Every record should be copied exactly, except that pictures are to be omitted.

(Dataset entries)
'''

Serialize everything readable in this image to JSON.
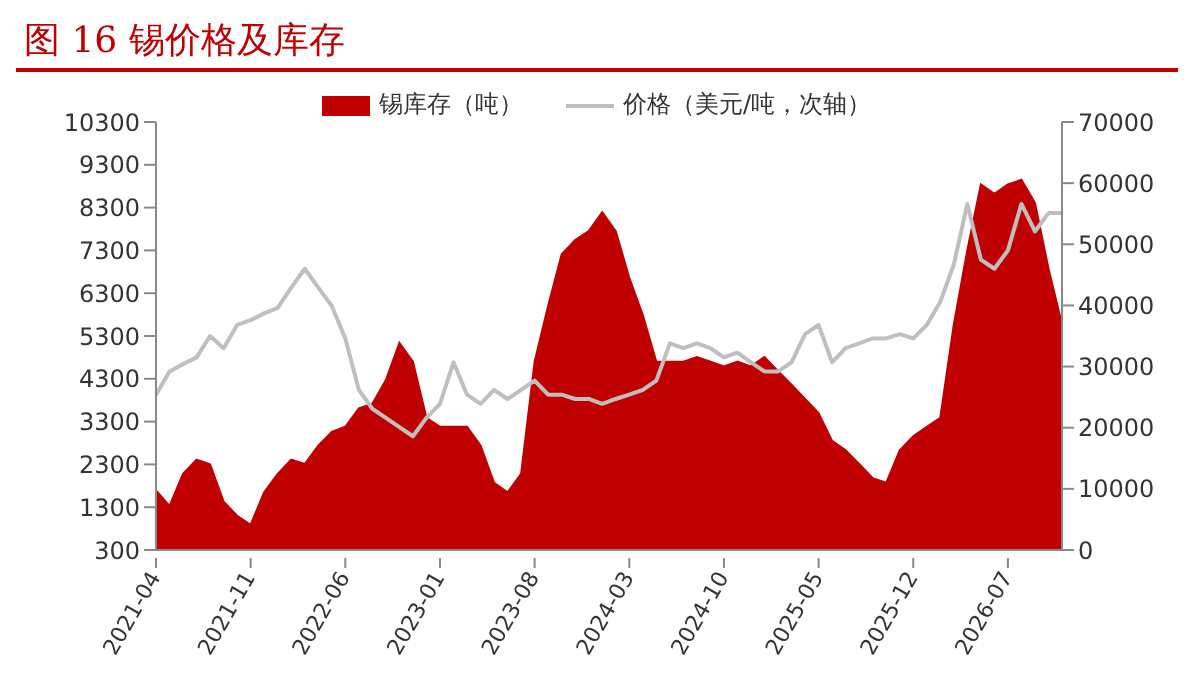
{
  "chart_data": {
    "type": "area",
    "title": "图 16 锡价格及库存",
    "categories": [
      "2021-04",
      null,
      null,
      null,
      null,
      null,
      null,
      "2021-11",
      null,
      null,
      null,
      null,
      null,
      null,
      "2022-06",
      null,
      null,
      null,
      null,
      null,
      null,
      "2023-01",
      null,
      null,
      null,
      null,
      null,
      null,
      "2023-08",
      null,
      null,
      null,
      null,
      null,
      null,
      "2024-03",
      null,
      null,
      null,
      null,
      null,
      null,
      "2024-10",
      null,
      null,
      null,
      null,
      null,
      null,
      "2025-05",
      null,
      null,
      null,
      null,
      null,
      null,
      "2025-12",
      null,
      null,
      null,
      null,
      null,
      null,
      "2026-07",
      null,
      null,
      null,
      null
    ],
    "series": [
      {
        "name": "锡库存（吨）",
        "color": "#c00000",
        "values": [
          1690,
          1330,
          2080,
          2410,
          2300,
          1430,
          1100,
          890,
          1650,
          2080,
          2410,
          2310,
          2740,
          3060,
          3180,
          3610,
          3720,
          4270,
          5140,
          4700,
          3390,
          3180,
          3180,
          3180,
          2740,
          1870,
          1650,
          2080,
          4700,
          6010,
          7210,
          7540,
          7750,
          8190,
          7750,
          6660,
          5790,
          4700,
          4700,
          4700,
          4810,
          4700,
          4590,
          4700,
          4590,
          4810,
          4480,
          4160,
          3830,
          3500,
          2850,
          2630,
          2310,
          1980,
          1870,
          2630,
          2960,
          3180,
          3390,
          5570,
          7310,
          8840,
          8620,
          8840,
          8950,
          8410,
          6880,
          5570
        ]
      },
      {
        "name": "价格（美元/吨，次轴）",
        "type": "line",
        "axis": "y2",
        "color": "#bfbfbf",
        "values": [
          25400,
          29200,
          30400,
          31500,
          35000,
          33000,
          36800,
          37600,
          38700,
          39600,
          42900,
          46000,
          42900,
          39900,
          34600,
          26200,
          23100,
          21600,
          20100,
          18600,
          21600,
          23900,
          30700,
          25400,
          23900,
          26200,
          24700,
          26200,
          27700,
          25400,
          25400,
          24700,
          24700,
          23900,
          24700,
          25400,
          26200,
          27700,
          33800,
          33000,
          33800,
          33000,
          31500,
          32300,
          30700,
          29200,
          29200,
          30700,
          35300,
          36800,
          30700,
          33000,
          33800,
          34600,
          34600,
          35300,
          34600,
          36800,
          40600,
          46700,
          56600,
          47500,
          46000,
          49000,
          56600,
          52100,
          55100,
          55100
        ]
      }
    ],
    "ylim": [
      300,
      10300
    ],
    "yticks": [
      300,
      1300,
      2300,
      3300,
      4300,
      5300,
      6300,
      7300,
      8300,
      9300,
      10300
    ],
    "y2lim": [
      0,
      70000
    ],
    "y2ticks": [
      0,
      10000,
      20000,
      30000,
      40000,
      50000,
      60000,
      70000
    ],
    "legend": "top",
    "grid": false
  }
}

'''

:: Answer to this problem ::
Serialize everything readable in this image to JSON.
{
  "chart_data": {
    "type": "area",
    "title": "图 16 锡价格及库存",
    "categories": [
      "2021-04",
      null,
      null,
      null,
      null,
      null,
      null,
      "2021-11",
      null,
      null,
      null,
      null,
      null,
      null,
      "2022-06",
      null,
      null,
      null,
      null,
      null,
      null,
      "2023-01",
      null,
      null,
      null,
      null,
      null,
      null,
      "2023-08",
      null,
      null,
      null,
      null,
      null,
      null,
      "2024-03",
      null,
      null,
      null,
      null,
      null,
      null,
      "2024-10",
      null,
      null,
      null,
      null,
      null,
      null,
      "2025-05",
      null,
      null,
      null,
      null,
      null,
      null,
      "2025-12",
      null,
      null,
      null,
      null,
      null,
      null,
      "2026-07",
      null,
      null,
      null,
      null
    ],
    "series": [
      {
        "name": "锡库存（吨）",
        "color": "#c00000",
        "values": [
          1690,
          1330,
          2080,
          2410,
          2300,
          1430,
          1100,
          890,
          1650,
          2080,
          2410,
          2310,
          2740,
          3060,
          3180,
          3610,
          3720,
          4270,
          5140,
          4700,
          3390,
          3180,
          3180,
          3180,
          2740,
          1870,
          1650,
          2080,
          4700,
          6010,
          7210,
          7540,
          7750,
          8190,
          7750,
          6660,
          5790,
          4700,
          4700,
          4700,
          4810,
          4700,
          4590,
          4700,
          4590,
          4810,
          4480,
          4160,
          3830,
          3500,
          2850,
          2630,
          2310,
          1980,
          1870,
          2630,
          2960,
          3180,
          3390,
          5570,
          7310,
          8840,
          8620,
          8840,
          8950,
          8410,
          6880,
          5570
        ]
      },
      {
        "name": "价格（美元/吨，次轴）",
        "type": "line",
        "axis": "y2",
        "color": "#bfbfbf",
        "values": [
          25400,
          29200,
          30400,
          31500,
          35000,
          33000,
          36800,
          37600,
          38700,
          39600,
          42900,
          46000,
          42900,
          39900,
          34600,
          26200,
          23100,
          21600,
          20100,
          18600,
          21600,
          23900,
          30700,
          25400,
          23900,
          26200,
          24700,
          26200,
          27700,
          25400,
          25400,
          24700,
          24700,
          23900,
          24700,
          25400,
          26200,
          27700,
          33800,
          33000,
          33800,
          33000,
          31500,
          32300,
          30700,
          29200,
          29200,
          30700,
          35300,
          36800,
          30700,
          33000,
          33800,
          34600,
          34600,
          35300,
          34600,
          36800,
          40600,
          46700,
          56600,
          47500,
          46000,
          49000,
          56600,
          52100,
          55100,
          55100
        ]
      }
    ],
    "ylim": [
      300,
      10300
    ],
    "yticks": [
      300,
      1300,
      2300,
      3300,
      4300,
      5300,
      6300,
      7300,
      8300,
      9300,
      10300
    ],
    "y2lim": [
      0,
      70000
    ],
    "y2ticks": [
      0,
      10000,
      20000,
      30000,
      40000,
      50000,
      60000,
      70000
    ],
    "legend": "top",
    "grid": false
  }
}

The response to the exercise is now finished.